>> start
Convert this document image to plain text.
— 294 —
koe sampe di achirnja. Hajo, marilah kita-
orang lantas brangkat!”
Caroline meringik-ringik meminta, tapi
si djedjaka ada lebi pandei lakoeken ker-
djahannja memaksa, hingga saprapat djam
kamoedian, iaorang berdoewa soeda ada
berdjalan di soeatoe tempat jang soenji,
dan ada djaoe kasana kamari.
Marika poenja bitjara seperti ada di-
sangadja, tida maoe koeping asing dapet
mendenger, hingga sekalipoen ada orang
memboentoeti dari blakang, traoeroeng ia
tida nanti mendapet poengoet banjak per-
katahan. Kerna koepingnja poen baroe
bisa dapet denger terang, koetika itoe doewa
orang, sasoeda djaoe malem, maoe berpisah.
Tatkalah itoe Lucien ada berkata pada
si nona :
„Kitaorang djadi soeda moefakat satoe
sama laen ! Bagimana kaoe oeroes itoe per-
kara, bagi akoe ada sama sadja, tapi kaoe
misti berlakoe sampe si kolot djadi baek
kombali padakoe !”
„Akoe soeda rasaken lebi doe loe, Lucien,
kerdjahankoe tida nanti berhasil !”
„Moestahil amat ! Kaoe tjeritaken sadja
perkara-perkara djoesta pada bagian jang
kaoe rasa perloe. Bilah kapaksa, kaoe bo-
>> end
### PROMPT
Reproduce the material above, every line of it, exactly.

### OUTPUT
Convert this document image to plain text.
— 294 —
koe sampe di achirnja. Hajo, marilah kita-
orang lantas brangkat!”
Caroline meringik-ringik meminta, tapi
si djedjaka ada lebi pandei lakoeken ker-
djahannja memaksa, hingga saprapat djam
kamoedian, iaorang berdoewa soeda ada
berdjalan di soeatoe tempat jang soenji,
dan ada djaoe kasana kamari.
Marika poenja bitjara seperti ada di-
sangadja, tida maoe koeping asing dapet
mendenger, hingga sekalipoen ada orang
memboentoeti dari blakang, traoeroeng ia
tida nanti mendapet poengoet banjak per-
katahan. Kerna koepingnja poen baroe
bisa dapet denger terang, koetika itoe doewa
orang, sasoeda djaoe malem, maoe berpisah.
Tatkalah itoe Lucien ada berkata pada
si nona :
„Kitaorang djadi soeda moefakat satoe
sama laen ! Bagimana kaoe oeroes itoe per-
kara, bagi akoe ada sama sadja, tapi kaoe
misti berlakoe sampe si kolot djadi baek
kombali padakoe !”
„Akoe soeda rasaken lebi doe loe, Lucien,
kerdjahankoe tida nanti berhasil !”
„Moestahil amat ! Kaoe tjeritaken sadja
perkara-perkara djoesta pada bagian jang
kaoe rasa perloe. Bilah kapaksa, kaoe bo-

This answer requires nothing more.